TASK STATEMENT >>
Take the material below and retype it in full; pictures are left out.

[Stored items from a collection]

_ _ _ _

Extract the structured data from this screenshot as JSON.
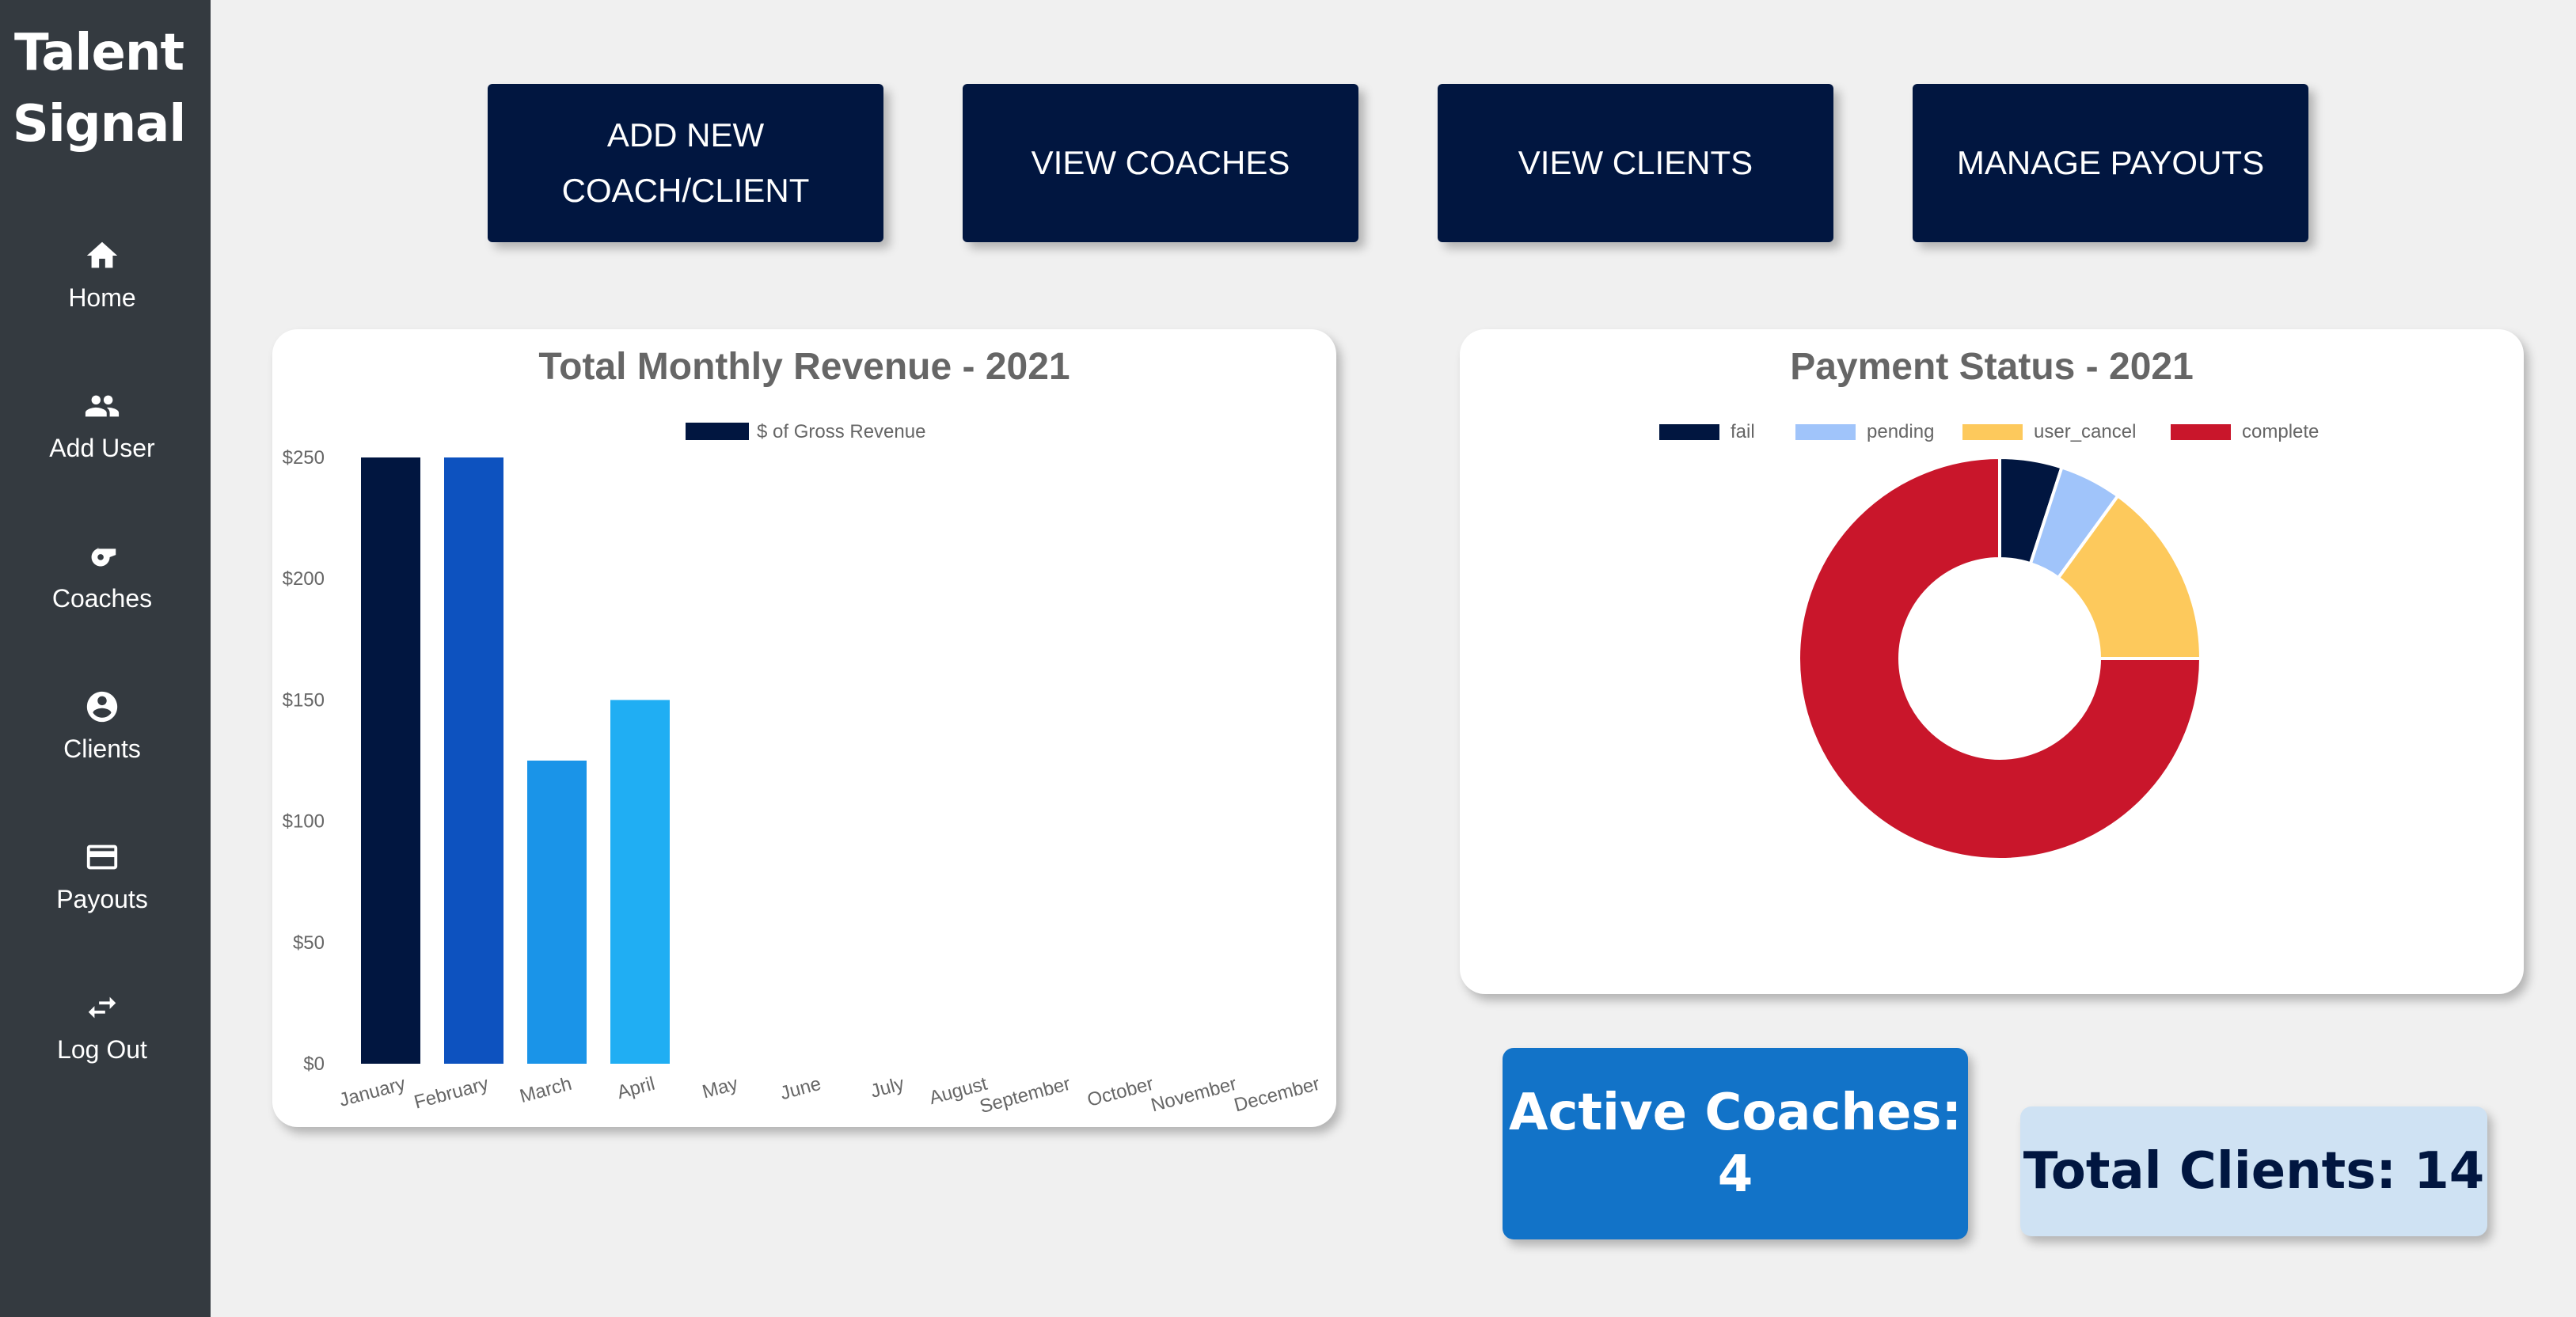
{
  "brand": {
    "line1": "Talent",
    "line2": "Signal"
  },
  "sidebar": {
    "items": [
      {
        "label": "Home",
        "icon": "home-icon"
      },
      {
        "label": "Add User",
        "icon": "group-icon"
      },
      {
        "label": "Coaches",
        "icon": "whistle-icon"
      },
      {
        "label": "Clients",
        "icon": "account-circle-icon"
      },
      {
        "label": "Payouts",
        "icon": "credit-card-icon"
      },
      {
        "label": "Log Out",
        "icon": "swap-arrows-icon"
      }
    ]
  },
  "actions": {
    "add_line1": "ADD NEW",
    "add_line2": "COACH/CLIENT",
    "view_coaches": "VIEW COACHES",
    "view_clients": "VIEW CLIENTS",
    "manage_payouts": "MANAGE PAYOUTS"
  },
  "revenue_card": {
    "title": "Total Monthly Revenue - 2021"
  },
  "payment_card": {
    "title": "Payment Status - 2021"
  },
  "stats": {
    "active_coaches_label": "Active Coaches:",
    "active_coaches_value": "4",
    "total_clients": "Total Clients: 14"
  },
  "colors": {
    "navy": "#011640",
    "sidebar": "#343a40",
    "bar_colors": [
      "#011640",
      "#0d52bf",
      "#1a94e8",
      "#20aef3"
    ],
    "fail": "#011640",
    "pending": "#a0c4fa",
    "user_cancel": "#fdc95c",
    "complete": "#c9162b"
  },
  "chart_data": [
    {
      "type": "bar",
      "title": "Total Monthly Revenue - 2021",
      "categories": [
        "January",
        "February",
        "March",
        "April",
        "May",
        "June",
        "July",
        "August",
        "September",
        "October",
        "November",
        "December"
      ],
      "series": [
        {
          "name": "$ of Gross Revenue",
          "values": [
            250,
            250,
            125,
            150,
            0,
            0,
            0,
            0,
            0,
            0,
            0,
            0
          ]
        }
      ],
      "ylim": [
        0,
        250
      ],
      "yticks": [
        "$0",
        "$50",
        "$100",
        "$150",
        "$200",
        "$250"
      ],
      "legend": "top-center",
      "grid": false
    },
    {
      "type": "pie",
      "subtype": "doughnut",
      "title": "Payment Status - 2021",
      "labels": [
        "fail",
        "pending",
        "user_cancel",
        "complete"
      ],
      "values": [
        1,
        1,
        3,
        15
      ],
      "legend": "top-center"
    }
  ]
}
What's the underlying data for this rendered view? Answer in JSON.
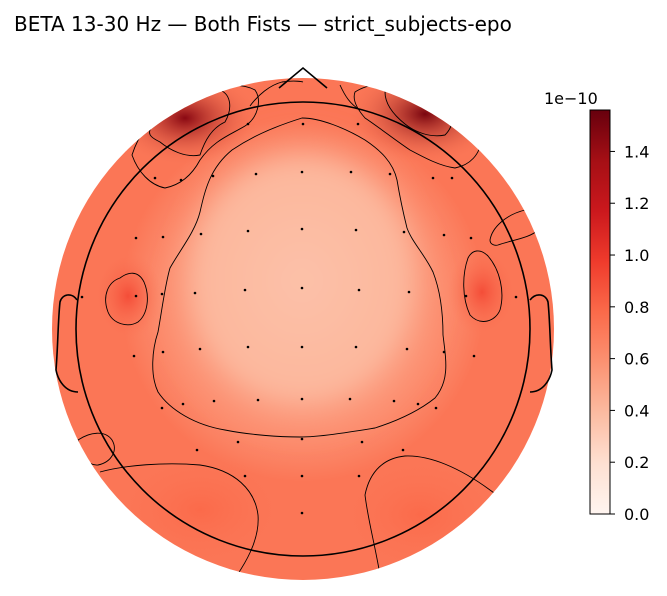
{
  "chart_data": {
    "type": "heatmap",
    "title": "BETA 13-30 Hz — Both Fists — strict_subjects-epo",
    "colorbar": {
      "scale_label": "1e−10",
      "min": 0.0,
      "max": 1.56,
      "ticks": [
        0.0,
        0.2,
        0.4,
        0.6,
        0.8,
        1.0,
        1.2,
        1.4
      ],
      "tick_labels": [
        "0.0",
        "0.2",
        "0.4",
        "0.6",
        "0.8",
        "1.0",
        "1.2",
        "1.4"
      ],
      "colormap": [
        "#fff5f0",
        "#fee0d2",
        "#fcbba1",
        "#fc9272",
        "#fb6a4a",
        "#ef3b2c",
        "#cb181d",
        "#a50f15",
        "#67000d"
      ]
    },
    "topomap_regions": [
      {
        "name": "outer-ring",
        "value": 0.72
      },
      {
        "name": "left-anterior-frontal-peak",
        "value": 1.45
      },
      {
        "name": "right-anterior-frontal-peak",
        "value": 1.5
      },
      {
        "name": "left-temporal-peak",
        "value": 0.9
      },
      {
        "name": "right-temporal-peak",
        "value": 0.9
      },
      {
        "name": "left-occipital",
        "value": 0.78
      },
      {
        "name": "right-occipital",
        "value": 0.78
      },
      {
        "name": "central-plateau",
        "value": 0.36
      }
    ],
    "grid": false
  }
}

_ _ _ _

FINAL ANSWER >>
Extract the structured data from this screenshot as JSON.
{
  "brand": {
    "line1": "Talent",
    "line2": "Signal"
  },
  "sidebar": {
    "items": [
      {
        "label": "Home",
        "icon": "home-icon"
      },
      {
        "label": "Add User",
        "icon": "group-icon"
      },
      {
        "label": "Coaches",
        "icon": "whistle-icon"
      },
      {
        "label": "Clients",
        "icon": "account-circle-icon"
      },
      {
        "label": "Payouts",
        "icon": "credit-card-icon"
      },
      {
        "label": "Log Out",
        "icon": "swap-arrows-icon"
      }
    ]
  },
  "actions": {
    "add_line1": "ADD NEW",
    "add_line2": "COACH/CLIENT",
    "view_coaches": "VIEW COACHES",
    "view_clients": "VIEW CLIENTS",
    "manage_payouts": "MANAGE PAYOUTS"
  },
  "revenue_card": {
    "title": "Total Monthly Revenue - 2021"
  },
  "payment_card": {
    "title": "Payment Status - 2021"
  },
  "stats": {
    "active_coaches_label": "Active Coaches:",
    "active_coaches_value": "4",
    "total_clients": "Total Clients: 14"
  },
  "colors": {
    "navy": "#011640",
    "sidebar": "#343a40",
    "bar_colors": [
      "#011640",
      "#0d52bf",
      "#1a94e8",
      "#20aef3"
    ],
    "fail": "#011640",
    "pending": "#a0c4fa",
    "user_cancel": "#fdc95c",
    "complete": "#c9162b"
  },
  "chart_data": [
    {
      "type": "bar",
      "title": "Total Monthly Revenue - 2021",
      "categories": [
        "January",
        "February",
        "March",
        "April",
        "May",
        "June",
        "July",
        "August",
        "September",
        "October",
        "November",
        "December"
      ],
      "series": [
        {
          "name": "$ of Gross Revenue",
          "values": [
            250,
            250,
            125,
            150,
            0,
            0,
            0,
            0,
            0,
            0,
            0,
            0
          ]
        }
      ],
      "ylim": [
        0,
        250
      ],
      "yticks": [
        "$0",
        "$50",
        "$100",
        "$150",
        "$200",
        "$250"
      ],
      "legend": "top-center",
      "grid": false
    },
    {
      "type": "pie",
      "subtype": "doughnut",
      "title": "Payment Status - 2021",
      "labels": [
        "fail",
        "pending",
        "user_cancel",
        "complete"
      ],
      "values": [
        1,
        1,
        3,
        15
      ],
      "legend": "top-center"
    }
  ]
}
What's the underlying data for this rendered view? Answer in JSON.
{
  "chart_data": {
    "type": "heatmap",
    "title": "BETA 13-30 Hz — Both Fists — strict_subjects-epo",
    "colorbar": {
      "scale_label": "1e−10",
      "min": 0.0,
      "max": 1.56,
      "ticks": [
        0.0,
        0.2,
        0.4,
        0.6,
        0.8,
        1.0,
        1.2,
        1.4
      ],
      "tick_labels": [
        "0.0",
        "0.2",
        "0.4",
        "0.6",
        "0.8",
        "1.0",
        "1.2",
        "1.4"
      ],
      "colormap": [
        "#fff5f0",
        "#fee0d2",
        "#fcbba1",
        "#fc9272",
        "#fb6a4a",
        "#ef3b2c",
        "#cb181d",
        "#a50f15",
        "#67000d"
      ]
    },
    "topomap_regions": [
      {
        "name": "outer-ring",
        "value": 0.72
      },
      {
        "name": "left-anterior-frontal-peak",
        "value": 1.45
      },
      {
        "name": "right-anterior-frontal-peak",
        "value": 1.5
      },
      {
        "name": "left-temporal-peak",
        "value": 0.9
      },
      {
        "name": "right-temporal-peak",
        "value": 0.9
      },
      {
        "name": "left-occipital",
        "value": 0.78
      },
      {
        "name": "right-occipital",
        "value": 0.78
      },
      {
        "name": "central-plateau",
        "value": 0.36
      }
    ],
    "grid": false
  }
}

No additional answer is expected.